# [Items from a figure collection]
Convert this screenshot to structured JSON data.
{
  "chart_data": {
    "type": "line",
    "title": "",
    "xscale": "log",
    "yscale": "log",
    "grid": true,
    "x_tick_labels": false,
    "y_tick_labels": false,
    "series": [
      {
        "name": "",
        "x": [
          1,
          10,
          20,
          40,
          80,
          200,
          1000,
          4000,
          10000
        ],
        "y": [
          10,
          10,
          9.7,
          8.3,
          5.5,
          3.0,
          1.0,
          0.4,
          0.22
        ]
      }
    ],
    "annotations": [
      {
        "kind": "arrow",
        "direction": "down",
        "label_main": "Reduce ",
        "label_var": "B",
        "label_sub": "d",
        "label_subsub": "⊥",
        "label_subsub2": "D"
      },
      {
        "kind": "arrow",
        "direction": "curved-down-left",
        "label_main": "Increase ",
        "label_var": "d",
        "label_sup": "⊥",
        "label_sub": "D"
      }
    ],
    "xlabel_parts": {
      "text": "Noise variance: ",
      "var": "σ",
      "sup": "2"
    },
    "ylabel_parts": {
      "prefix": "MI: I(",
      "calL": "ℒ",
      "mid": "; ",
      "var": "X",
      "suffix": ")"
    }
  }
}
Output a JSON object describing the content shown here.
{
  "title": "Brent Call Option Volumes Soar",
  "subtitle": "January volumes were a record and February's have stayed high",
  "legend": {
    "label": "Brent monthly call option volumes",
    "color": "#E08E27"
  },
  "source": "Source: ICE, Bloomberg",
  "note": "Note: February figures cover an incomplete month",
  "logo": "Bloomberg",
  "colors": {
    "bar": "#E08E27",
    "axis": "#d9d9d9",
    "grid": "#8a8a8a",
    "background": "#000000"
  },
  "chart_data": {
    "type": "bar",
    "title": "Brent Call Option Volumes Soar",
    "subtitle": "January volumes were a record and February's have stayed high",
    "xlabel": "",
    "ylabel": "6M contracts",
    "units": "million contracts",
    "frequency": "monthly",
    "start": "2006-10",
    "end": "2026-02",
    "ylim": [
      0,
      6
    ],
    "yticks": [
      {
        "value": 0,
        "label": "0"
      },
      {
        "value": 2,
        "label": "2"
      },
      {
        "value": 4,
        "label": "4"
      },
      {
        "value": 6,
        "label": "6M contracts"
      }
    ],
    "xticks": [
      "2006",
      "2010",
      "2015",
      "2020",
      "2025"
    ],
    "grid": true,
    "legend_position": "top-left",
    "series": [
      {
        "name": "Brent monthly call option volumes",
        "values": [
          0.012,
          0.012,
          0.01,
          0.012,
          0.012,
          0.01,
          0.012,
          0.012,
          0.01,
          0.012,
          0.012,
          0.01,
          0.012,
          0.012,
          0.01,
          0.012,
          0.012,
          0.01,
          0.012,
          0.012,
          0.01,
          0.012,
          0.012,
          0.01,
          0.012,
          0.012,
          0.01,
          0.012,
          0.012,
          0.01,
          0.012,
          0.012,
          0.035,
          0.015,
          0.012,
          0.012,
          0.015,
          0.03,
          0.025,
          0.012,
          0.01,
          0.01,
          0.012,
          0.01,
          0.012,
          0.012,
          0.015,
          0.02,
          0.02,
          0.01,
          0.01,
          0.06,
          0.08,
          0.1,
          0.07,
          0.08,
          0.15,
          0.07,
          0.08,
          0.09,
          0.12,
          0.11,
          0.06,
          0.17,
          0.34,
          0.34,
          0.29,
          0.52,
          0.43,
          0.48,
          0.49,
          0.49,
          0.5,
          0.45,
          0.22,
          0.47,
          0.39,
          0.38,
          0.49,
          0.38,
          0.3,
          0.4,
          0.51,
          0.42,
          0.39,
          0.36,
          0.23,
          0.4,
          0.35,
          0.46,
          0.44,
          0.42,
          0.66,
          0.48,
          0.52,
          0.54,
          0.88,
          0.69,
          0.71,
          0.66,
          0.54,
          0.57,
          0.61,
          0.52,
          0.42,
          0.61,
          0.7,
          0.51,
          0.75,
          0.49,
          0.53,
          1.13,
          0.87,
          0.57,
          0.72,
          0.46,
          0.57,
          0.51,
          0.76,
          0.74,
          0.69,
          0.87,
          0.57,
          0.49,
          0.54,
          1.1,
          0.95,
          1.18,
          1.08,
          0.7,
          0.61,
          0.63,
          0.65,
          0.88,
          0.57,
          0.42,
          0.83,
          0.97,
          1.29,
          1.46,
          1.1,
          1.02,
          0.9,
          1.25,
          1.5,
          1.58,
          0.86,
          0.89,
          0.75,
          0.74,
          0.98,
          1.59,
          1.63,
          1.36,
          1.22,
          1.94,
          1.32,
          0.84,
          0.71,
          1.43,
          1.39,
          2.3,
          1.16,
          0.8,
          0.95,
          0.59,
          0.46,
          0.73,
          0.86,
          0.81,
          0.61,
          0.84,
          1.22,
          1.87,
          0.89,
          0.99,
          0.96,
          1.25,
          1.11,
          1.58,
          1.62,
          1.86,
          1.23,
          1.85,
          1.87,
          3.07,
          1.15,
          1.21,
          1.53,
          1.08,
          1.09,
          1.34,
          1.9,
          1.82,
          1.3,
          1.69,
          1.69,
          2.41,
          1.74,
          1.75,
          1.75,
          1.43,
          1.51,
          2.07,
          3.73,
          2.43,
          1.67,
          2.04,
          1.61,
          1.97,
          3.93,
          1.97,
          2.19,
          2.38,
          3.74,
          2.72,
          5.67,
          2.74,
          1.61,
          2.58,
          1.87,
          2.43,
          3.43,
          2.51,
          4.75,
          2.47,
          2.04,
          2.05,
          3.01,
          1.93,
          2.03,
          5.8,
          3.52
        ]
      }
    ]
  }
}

# [To do]
Would you copy out each line exactly as written?

# [Output for this exercise]
Convert this screenshot to structured JSON data.
{
  "chart_data": {
    "type": "line",
    "title": "",
    "xscale": "log",
    "yscale": "log",
    "grid": true,
    "x_tick_labels": false,
    "y_tick_labels": false,
    "series": [
      {
        "name": "",
        "x": [
          1,
          10,
          20,
          40,
          80,
          200,
          1000,
          4000,
          10000
        ],
        "y": [
          10,
          10,
          9.7,
          8.3,
          5.5,
          3.0,
          1.0,
          0.4,
          0.22
        ]
      }
    ],
    "annotations": [
      {
        "kind": "arrow",
        "direction": "down",
        "label_main": "Reduce ",
        "label_var": "B",
        "label_sub": "d",
        "label_subsub": "⊥",
        "label_subsub2": "D"
      },
      {
        "kind": "arrow",
        "direction": "curved-down-left",
        "label_main": "Increase ",
        "label_var": "d",
        "label_sup": "⊥",
        "label_sub": "D"
      }
    ],
    "xlabel_parts": {
      "text": "Noise variance: ",
      "var": "σ",
      "sup": "2"
    },
    "ylabel_parts": {
      "prefix": "MI: I(",
      "calL": "ℒ",
      "mid": "; ",
      "var": "X",
      "suffix": ")"
    }
  }
}
Output a JSON object describing the content shown here.
{
  "title": "Brent Call Option Volumes Soar",
  "subtitle": "January volumes were a record and February's have stayed high",
  "legend": {
    "label": "Brent monthly call option volumes",
    "color": "#E08E27"
  },
  "source": "Source: ICE, Bloomberg",
  "note": "Note: February figures cover an incomplete month",
  "logo": "Bloomberg",
  "colors": {
    "bar": "#E08E27",
    "axis": "#d9d9d9",
    "grid": "#8a8a8a",
    "background": "#000000"
  },
  "chart_data": {
    "type": "bar",
    "title": "Brent Call Option Volumes Soar",
    "subtitle": "January volumes were a record and February's have stayed high",
    "xlabel": "",
    "ylabel": "6M contracts",
    "units": "million contracts",
    "frequency": "monthly",
    "start": "2006-10",
    "end": "2026-02",
    "ylim": [
      0,
      6
    ],
    "yticks": [
      {
        "value": 0,
        "label": "0"
      },
      {
        "value": 2,
        "label": "2"
      },
      {
        "value": 4,
        "label": "4"
      },
      {
        "value": 6,
        "label": "6M contracts"
      }
    ],
    "xticks": [
      "2006",
      "2010",
      "2015",
      "2020",
      "2025"
    ],
    "grid": true,
    "legend_position": "top-left",
    "series": [
      {
        "name": "Brent monthly call option volumes",
        "values": [
          0.012,
          0.012,
          0.01,
          0.012,
          0.012,
          0.01,
          0.012,
          0.012,
          0.01,
          0.012,
          0.012,
          0.01,
          0.012,
          0.012,
          0.01,
          0.012,
          0.012,
          0.01,
          0.012,
          0.012,
          0.01,
          0.012,
          0.012,
          0.01,
          0.012,
          0.012,
          0.01,
          0.012,
          0.012,
          0.01,
          0.012,
          0.012,
          0.035,
          0.015,
          0.012,
          0.012,
          0.015,
          0.03,
          0.025,
          0.012,
          0.01,
          0.01,
          0.012,
          0.01,
          0.012,
          0.012,
          0.015,
          0.02,
          0.02,
          0.01,
          0.01,
          0.06,
          0.08,
          0.1,
          0.07,
          0.08,
          0.15,
          0.07,
          0.08,
          0.09,
          0.12,
          0.11,
          0.06,
          0.17,
          0.34,
          0.34,
          0.29,
          0.52,
          0.43,
          0.48,
          0.49,
          0.49,
          0.5,
          0.45,
          0.22,
          0.47,
          0.39,
          0.38,
          0.49,
          0.38,
          0.3,
          0.4,
          0.51,
          0.42,
          0.39,
          0.36,
          0.23,
          0.4,
          0.35,
          0.46,
          0.44,
          0.42,
          0.66,
          0.48,
          0.52,
          0.54,
          0.88,
          0.69,
          0.71,
          0.66,
          0.54,
          0.57,
          0.61,
          0.52,
          0.42,
          0.61,
          0.7,
          0.51,
          0.75,
          0.49,
          0.53,
          1.13,
          0.87,
          0.57,
          0.72,
          0.46,
          0.57,
          0.51,
          0.76,
          0.74,
          0.69,
          0.87,
          0.57,
          0.49,
          0.54,
          1.1,
          0.95,
          1.18,
          1.08,
          0.7,
          0.61,
          0.63,
          0.65,
          0.88,
          0.57,
          0.42,
          0.83,
          0.97,
          1.29,
          1.46,
          1.1,
          1.02,
          0.9,
          1.25,
          1.5,
          1.58,
          0.86,
          0.89,
          0.75,
          0.74,
          0.98,
          1.59,
          1.63,
          1.36,
          1.22,
          1.94,
          1.32,
          0.84,
          0.71,
          1.43,
          1.39,
          2.3,
          1.16,
          0.8,
          0.95,
          0.59,
          0.46,
          0.73,
          0.86,
          0.81,
          0.61,
          0.84,
          1.22,
          1.87,
          0.89,
          0.99,
          0.96,
          1.25,
          1.11,
          1.58,
          1.62,
          1.86,
          1.23,
          1.85,
          1.87,
          3.07,
          1.15,
          1.21,
          1.53,
          1.08,
          1.09,
          1.34,
          1.9,
          1.82,
          1.3,
          1.69,
          1.69,
          2.41,
          1.74,
          1.75,
          1.75,
          1.43,
          1.51,
          2.07,
          3.73,
          2.43,
          1.67,
          2.04,
          1.61,
          1.97,
          3.93,
          1.97,
          2.19,
          2.38,
          3.74,
          2.72,
          5.67,
          2.74,
          1.61,
          2.58,
          1.87,
          2.43,
          3.43,
          2.51,
          4.75,
          2.47,
          2.04,
          2.05,
          3.01,
          1.93,
          2.03,
          5.8,
          3.52
        ]
      }
    ]
  }
}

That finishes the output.